(Provided information):
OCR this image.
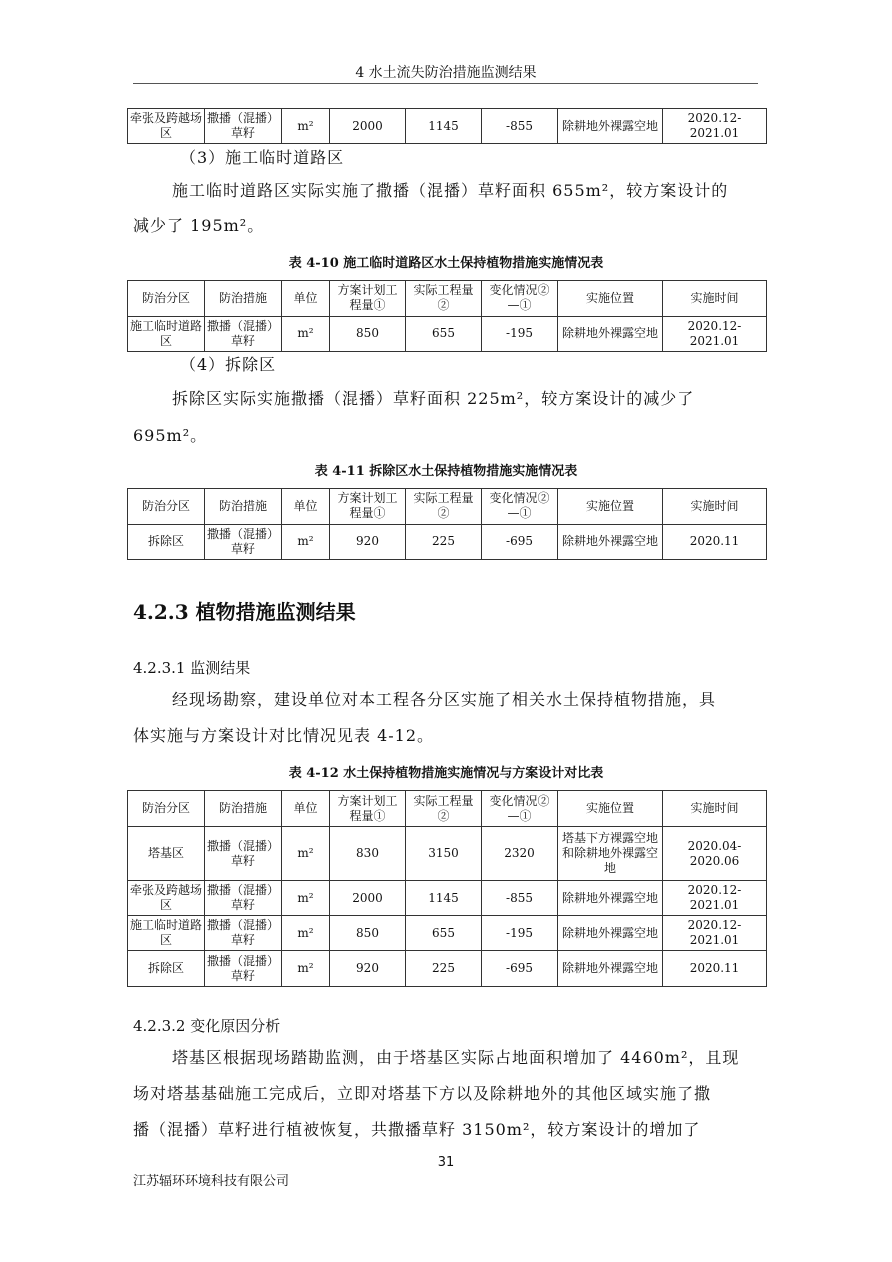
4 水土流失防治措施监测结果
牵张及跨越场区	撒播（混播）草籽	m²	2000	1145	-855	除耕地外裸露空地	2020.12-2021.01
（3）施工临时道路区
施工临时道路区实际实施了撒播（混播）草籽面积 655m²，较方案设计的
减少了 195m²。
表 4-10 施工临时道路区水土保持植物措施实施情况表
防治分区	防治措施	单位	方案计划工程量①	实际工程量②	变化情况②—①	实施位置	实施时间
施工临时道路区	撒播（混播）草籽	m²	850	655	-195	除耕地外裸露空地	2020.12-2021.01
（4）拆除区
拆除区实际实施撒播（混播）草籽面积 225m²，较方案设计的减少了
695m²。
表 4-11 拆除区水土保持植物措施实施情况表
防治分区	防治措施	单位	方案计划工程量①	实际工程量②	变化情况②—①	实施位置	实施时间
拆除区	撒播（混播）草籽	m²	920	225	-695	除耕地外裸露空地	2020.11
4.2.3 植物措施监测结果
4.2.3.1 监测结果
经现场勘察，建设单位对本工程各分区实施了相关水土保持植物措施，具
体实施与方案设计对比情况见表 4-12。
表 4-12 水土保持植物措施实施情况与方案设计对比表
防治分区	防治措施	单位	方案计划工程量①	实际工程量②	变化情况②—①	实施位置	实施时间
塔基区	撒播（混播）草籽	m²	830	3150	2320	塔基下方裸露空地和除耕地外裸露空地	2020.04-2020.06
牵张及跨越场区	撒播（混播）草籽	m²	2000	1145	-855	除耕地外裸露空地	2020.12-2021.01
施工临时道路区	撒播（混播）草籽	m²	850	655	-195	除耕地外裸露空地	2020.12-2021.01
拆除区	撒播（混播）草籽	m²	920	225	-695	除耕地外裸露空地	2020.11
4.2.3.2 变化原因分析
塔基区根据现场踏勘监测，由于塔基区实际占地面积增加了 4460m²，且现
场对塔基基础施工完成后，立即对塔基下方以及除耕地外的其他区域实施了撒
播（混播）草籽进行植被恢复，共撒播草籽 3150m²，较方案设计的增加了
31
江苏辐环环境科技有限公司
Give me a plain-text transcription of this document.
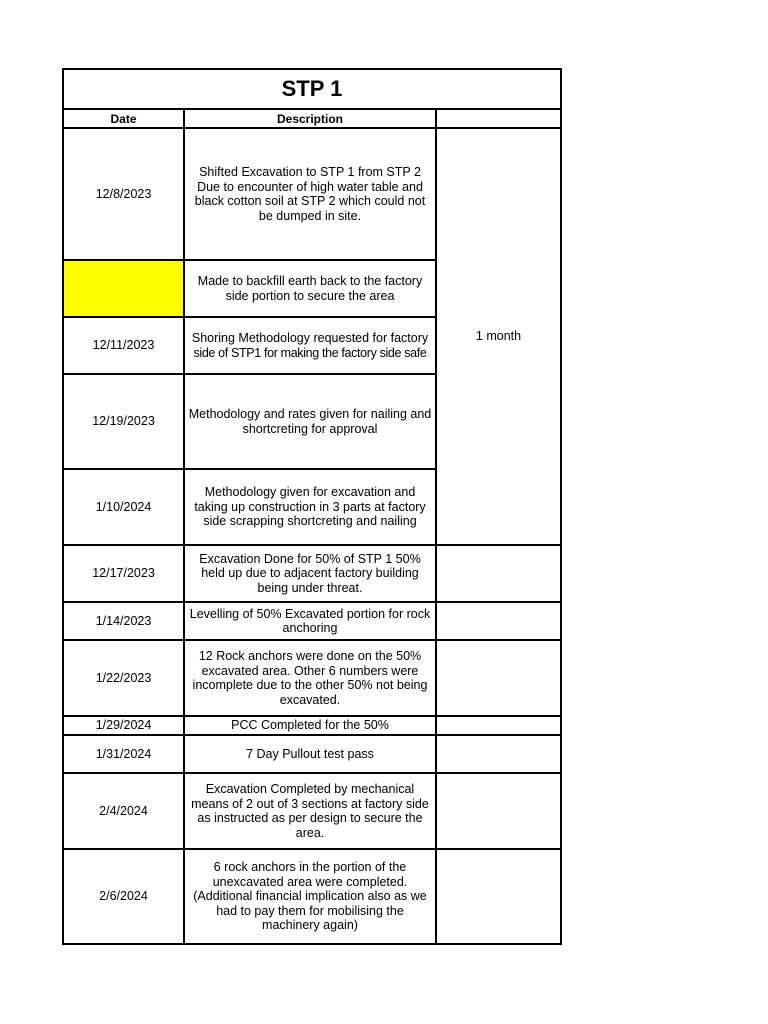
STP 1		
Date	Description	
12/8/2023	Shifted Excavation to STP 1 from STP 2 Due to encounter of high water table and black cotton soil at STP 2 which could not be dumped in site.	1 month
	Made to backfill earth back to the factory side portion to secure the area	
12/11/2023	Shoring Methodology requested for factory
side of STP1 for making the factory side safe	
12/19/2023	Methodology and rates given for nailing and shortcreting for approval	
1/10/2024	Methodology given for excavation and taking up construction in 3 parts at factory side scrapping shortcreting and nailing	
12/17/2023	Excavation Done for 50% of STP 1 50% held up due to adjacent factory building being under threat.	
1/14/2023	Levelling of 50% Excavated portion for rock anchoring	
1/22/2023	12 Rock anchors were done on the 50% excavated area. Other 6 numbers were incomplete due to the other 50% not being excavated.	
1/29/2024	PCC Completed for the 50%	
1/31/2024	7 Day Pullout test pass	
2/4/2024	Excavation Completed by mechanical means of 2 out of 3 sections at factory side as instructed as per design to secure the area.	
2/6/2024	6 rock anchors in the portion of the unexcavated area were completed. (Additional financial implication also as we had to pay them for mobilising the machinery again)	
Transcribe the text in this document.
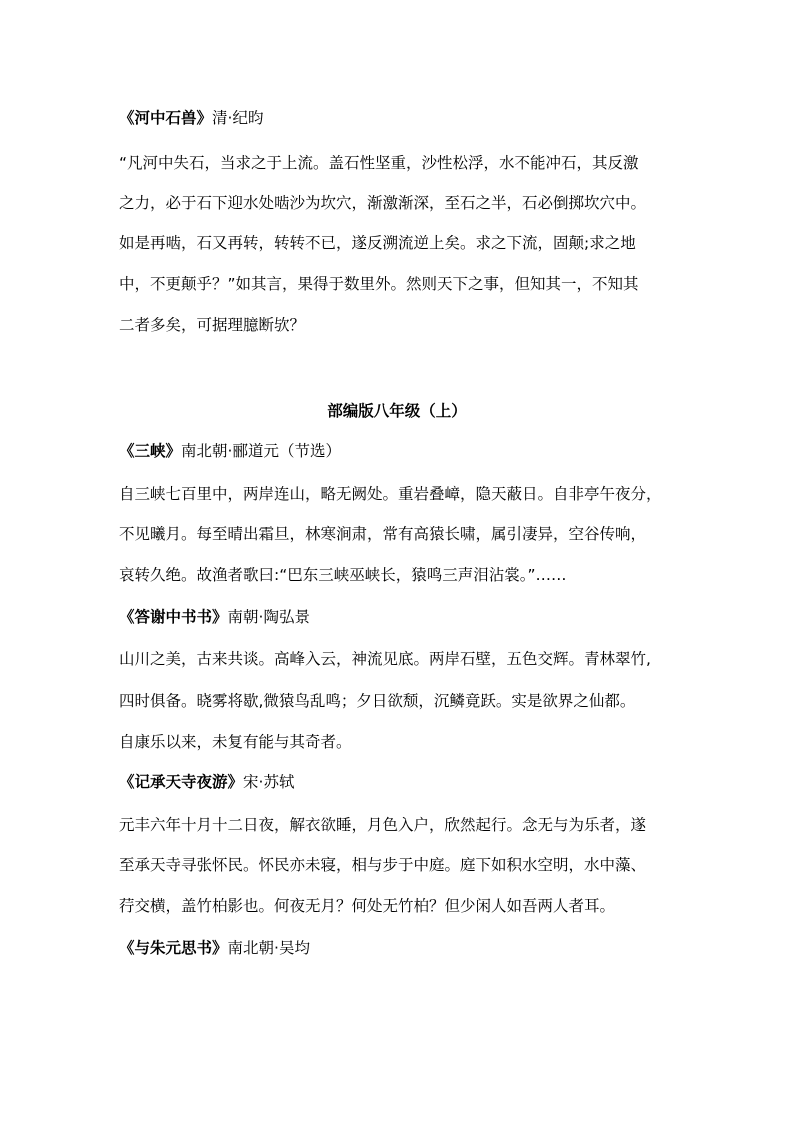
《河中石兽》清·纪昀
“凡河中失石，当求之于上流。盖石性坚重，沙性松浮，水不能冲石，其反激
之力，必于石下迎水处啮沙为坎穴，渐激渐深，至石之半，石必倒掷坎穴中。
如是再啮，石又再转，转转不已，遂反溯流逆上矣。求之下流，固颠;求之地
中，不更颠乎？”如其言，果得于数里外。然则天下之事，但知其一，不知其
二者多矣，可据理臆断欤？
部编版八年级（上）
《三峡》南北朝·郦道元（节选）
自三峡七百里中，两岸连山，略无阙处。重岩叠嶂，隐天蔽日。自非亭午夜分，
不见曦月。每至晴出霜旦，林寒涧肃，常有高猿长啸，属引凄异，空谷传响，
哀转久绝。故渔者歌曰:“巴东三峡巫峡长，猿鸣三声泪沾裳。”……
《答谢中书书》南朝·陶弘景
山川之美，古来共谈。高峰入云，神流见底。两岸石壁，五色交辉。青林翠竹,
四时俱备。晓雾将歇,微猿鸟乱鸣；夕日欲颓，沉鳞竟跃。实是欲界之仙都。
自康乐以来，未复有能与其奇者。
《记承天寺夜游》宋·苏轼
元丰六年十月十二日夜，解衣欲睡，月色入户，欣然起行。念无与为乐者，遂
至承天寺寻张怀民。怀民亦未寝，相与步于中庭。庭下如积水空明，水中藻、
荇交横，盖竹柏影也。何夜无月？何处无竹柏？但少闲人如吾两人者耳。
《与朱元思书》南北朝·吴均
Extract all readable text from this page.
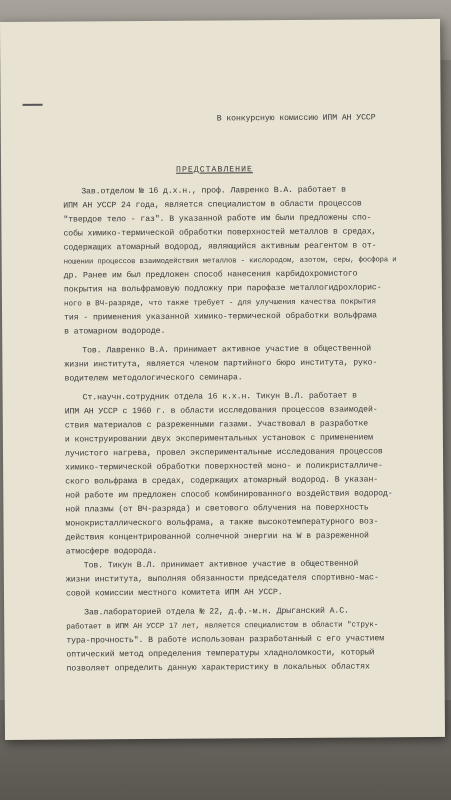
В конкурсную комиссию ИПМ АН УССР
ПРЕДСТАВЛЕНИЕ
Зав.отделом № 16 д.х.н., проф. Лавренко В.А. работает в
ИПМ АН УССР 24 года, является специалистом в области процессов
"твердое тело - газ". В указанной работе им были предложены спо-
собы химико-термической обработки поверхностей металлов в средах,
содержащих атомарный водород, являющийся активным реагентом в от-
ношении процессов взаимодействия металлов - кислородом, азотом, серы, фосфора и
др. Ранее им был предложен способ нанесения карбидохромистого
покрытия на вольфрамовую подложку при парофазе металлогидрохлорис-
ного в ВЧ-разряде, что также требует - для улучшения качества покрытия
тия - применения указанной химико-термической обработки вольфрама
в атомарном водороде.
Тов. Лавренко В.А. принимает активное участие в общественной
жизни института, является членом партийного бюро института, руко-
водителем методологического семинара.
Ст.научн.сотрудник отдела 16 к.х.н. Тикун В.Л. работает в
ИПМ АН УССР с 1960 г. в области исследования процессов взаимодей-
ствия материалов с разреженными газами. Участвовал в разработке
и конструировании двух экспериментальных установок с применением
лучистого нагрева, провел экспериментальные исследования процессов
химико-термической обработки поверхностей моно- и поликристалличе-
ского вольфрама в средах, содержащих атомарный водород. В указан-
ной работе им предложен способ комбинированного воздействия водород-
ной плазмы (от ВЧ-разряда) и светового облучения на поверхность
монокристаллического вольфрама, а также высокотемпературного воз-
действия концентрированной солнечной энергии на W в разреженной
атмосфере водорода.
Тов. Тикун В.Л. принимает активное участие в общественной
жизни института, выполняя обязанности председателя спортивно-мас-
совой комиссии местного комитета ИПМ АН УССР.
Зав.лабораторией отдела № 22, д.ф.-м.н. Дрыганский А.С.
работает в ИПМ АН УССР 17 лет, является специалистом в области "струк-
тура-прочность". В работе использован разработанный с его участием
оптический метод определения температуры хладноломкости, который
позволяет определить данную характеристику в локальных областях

(The problem):
Find the word "активное" in the data and copy out each line where it turns up.

(Task output):
Тов. Лавренко В.А. принимает активное участие в общественной
Тов. Тикун В.Л. принимает активное участие в общественной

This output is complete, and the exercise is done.